**PROMPT**
Retype every entry word for word.

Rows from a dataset
BEGIN

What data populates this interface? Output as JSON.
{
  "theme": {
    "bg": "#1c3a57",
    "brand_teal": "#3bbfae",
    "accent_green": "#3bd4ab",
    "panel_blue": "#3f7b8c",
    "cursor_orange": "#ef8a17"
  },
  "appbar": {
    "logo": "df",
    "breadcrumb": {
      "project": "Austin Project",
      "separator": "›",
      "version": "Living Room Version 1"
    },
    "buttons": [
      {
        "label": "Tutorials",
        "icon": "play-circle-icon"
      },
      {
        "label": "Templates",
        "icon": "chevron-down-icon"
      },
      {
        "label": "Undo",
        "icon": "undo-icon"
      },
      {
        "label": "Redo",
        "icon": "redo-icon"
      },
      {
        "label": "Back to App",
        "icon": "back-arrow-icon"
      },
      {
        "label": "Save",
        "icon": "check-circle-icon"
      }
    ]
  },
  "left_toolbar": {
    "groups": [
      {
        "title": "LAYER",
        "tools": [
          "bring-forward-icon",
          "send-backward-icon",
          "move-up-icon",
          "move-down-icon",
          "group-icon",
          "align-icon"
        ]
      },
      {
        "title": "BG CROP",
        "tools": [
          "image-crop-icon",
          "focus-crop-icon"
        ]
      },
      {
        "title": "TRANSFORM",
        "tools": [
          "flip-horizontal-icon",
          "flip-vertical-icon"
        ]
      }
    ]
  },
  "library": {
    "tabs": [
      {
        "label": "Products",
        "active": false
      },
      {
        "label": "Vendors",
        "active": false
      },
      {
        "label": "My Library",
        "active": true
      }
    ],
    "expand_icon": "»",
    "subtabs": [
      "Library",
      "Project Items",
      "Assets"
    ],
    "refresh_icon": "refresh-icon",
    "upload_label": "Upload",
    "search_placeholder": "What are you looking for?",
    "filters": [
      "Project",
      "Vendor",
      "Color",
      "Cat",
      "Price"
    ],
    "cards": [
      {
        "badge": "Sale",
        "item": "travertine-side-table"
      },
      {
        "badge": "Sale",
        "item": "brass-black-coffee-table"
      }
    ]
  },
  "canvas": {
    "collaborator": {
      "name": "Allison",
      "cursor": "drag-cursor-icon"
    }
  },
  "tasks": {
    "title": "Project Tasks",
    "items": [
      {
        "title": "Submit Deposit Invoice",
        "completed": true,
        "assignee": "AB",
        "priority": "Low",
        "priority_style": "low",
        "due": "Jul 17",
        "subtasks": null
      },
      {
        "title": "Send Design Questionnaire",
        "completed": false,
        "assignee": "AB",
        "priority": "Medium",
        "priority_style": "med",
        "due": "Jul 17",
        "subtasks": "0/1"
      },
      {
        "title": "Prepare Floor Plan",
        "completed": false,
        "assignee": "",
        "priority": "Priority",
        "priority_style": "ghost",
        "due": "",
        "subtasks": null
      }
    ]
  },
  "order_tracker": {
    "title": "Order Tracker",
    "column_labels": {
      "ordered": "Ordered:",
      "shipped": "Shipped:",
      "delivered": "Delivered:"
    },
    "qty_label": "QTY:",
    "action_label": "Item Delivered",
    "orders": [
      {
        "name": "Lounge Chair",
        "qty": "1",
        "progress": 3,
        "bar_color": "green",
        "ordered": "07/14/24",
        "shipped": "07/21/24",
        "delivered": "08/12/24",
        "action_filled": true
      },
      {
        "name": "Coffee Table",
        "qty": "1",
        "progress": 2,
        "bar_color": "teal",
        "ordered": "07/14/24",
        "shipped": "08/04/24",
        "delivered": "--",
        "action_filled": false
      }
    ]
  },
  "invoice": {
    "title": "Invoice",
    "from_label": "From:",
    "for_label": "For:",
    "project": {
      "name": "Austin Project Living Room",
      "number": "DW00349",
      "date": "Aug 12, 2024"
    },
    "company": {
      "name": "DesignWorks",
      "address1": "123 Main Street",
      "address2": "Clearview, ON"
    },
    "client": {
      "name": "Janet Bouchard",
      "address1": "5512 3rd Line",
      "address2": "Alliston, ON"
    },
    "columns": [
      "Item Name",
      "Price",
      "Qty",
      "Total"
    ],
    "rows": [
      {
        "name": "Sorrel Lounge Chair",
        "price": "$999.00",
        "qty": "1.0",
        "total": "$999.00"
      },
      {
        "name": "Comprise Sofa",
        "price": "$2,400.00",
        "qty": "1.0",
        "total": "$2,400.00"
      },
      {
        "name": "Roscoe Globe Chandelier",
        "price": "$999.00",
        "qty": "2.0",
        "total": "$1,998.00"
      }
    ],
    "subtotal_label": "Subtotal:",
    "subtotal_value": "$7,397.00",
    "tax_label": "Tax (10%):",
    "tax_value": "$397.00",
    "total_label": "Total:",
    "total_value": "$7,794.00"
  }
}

END

**ANSWER TO THE TASK**
What data populates this interface? Output as JSON.
{
  "theme": {
    "bg": "#1c3a57",
    "brand_teal": "#3bbfae",
    "accent_green": "#3bd4ab",
    "panel_blue": "#3f7b8c",
    "cursor_orange": "#ef8a17"
  },
  "appbar": {
    "logo": "df",
    "breadcrumb": {
      "project": "Austin Project",
      "separator": "›",
      "version": "Living Room Version 1"
    },
    "buttons": [
      {
        "label": "Tutorials",
        "icon": "play-circle-icon"
      },
      {
        "label": "Templates",
        "icon": "chevron-down-icon"
      },
      {
        "label": "Undo",
        "icon": "undo-icon"
      },
      {
        "label": "Redo",
        "icon": "redo-icon"
      },
      {
        "label": "Back to App",
        "icon": "back-arrow-icon"
      },
      {
        "label": "Save",
        "icon": "check-circle-icon"
      }
    ]
  },
  "left_toolbar": {
    "groups": [
      {
        "title": "LAYER",
        "tools": [
          "bring-forward-icon",
          "send-backward-icon",
          "move-up-icon",
          "move-down-icon",
          "group-icon",
          "align-icon"
        ]
      },
      {
        "title": "BG CROP",
        "tools": [
          "image-crop-icon",
          "focus-crop-icon"
        ]
      },
      {
        "title": "TRANSFORM",
        "tools": [
          "flip-horizontal-icon",
          "flip-vertical-icon"
        ]
      }
    ]
  },
  "library": {
    "tabs": [
      {
        "label": "Products",
        "active": false
      },
      {
        "label": "Vendors",
        "active": false
      },
      {
        "label": "My Library",
        "active": true
      }
    ],
    "expand_icon": "»",
    "subtabs": [
      "Library",
      "Project Items",
      "Assets"
    ],
    "refresh_icon": "refresh-icon",
    "upload_label": "Upload",
    "search_placeholder": "What are you looking for?",
    "filters": [
      "Project",
      "Vendor",
      "Color",
      "Cat",
      "Price"
    ],
    "cards": [
      {
        "badge": "Sale",
        "item": "travertine-side-table"
      },
      {
        "badge": "Sale",
        "item": "brass-black-coffee-table"
      }
    ]
  },
  "canvas": {
    "collaborator": {
      "name": "Allison",
      "cursor": "drag-cursor-icon"
    }
  },
  "tasks": {
    "title": "Project Tasks",
    "items": [
      {
        "title": "Submit Deposit Invoice",
        "completed": true,
        "assignee": "AB",
        "priority": "Low",
        "priority_style": "low",
        "due": "Jul 17",
        "subtasks": null
      },
      {
        "title": "Send Design Questionnaire",
        "completed": false,
        "assignee": "AB",
        "priority": "Medium",
        "priority_style": "med",
        "due": "Jul 17",
        "subtasks": "0/1"
      },
      {
        "title": "Prepare Floor Plan",
        "completed": false,
        "assignee": "",
        "priority": "Priority",
        "priority_style": "ghost",
        "due": "",
        "subtasks": null
      }
    ]
  },
  "order_tracker": {
    "title": "Order Tracker",
    "column_labels": {
      "ordered": "Ordered:",
      "shipped": "Shipped:",
      "delivered": "Delivered:"
    },
    "qty_label": "QTY:",
    "action_label": "Item Delivered",
    "orders": [
      {
        "name": "Lounge Chair",
        "qty": "1",
        "progress": 3,
        "bar_color": "green",
        "ordered": "07/14/24",
        "shipped": "07/21/24",
        "delivered": "08/12/24",
        "action_filled": true
      },
      {
        "name": "Coffee Table",
        "qty": "1",
        "progress": 2,
        "bar_color": "teal",
        "ordered": "07/14/24",
        "shipped": "08/04/24",
        "delivered": "--",
        "action_filled": false
      }
    ]
  },
  "invoice": {
    "title": "Invoice",
    "from_label": "From:",
    "for_label": "For:",
    "project": {
      "name": "Austin Project Living Room",
      "number": "DW00349",
      "date": "Aug 12, 2024"
    },
    "company": {
      "name": "DesignWorks",
      "address1": "123 Main Street",
      "address2": "Clearview, ON"
    },
    "client": {
      "name": "Janet Bouchard",
      "address1": "5512 3rd Line",
      "address2": "Alliston, ON"
    },
    "columns": [
      "Item Name",
      "Price",
      "Qty",
      "Total"
    ],
    "rows": [
      {
        "name": "Sorrel Lounge Chair",
        "price": "$999.00",
        "qty": "1.0",
        "total": "$999.00"
      },
      {
        "name": "Comprise Sofa",
        "price": "$2,400.00",
        "qty": "1.0",
        "total": "$2,400.00"
      },
      {
        "name": "Roscoe Globe Chandelier",
        "price": "$999.00",
        "qty": "2.0",
        "total": "$1,998.00"
      }
    ],
    "subtotal_label": "Subtotal:",
    "subtotal_value": "$7,397.00",
    "tax_label": "Tax (10%):",
    "tax_value": "$397.00",
    "total_label": "Total:",
    "total_value": "$7,794.00"
  }
}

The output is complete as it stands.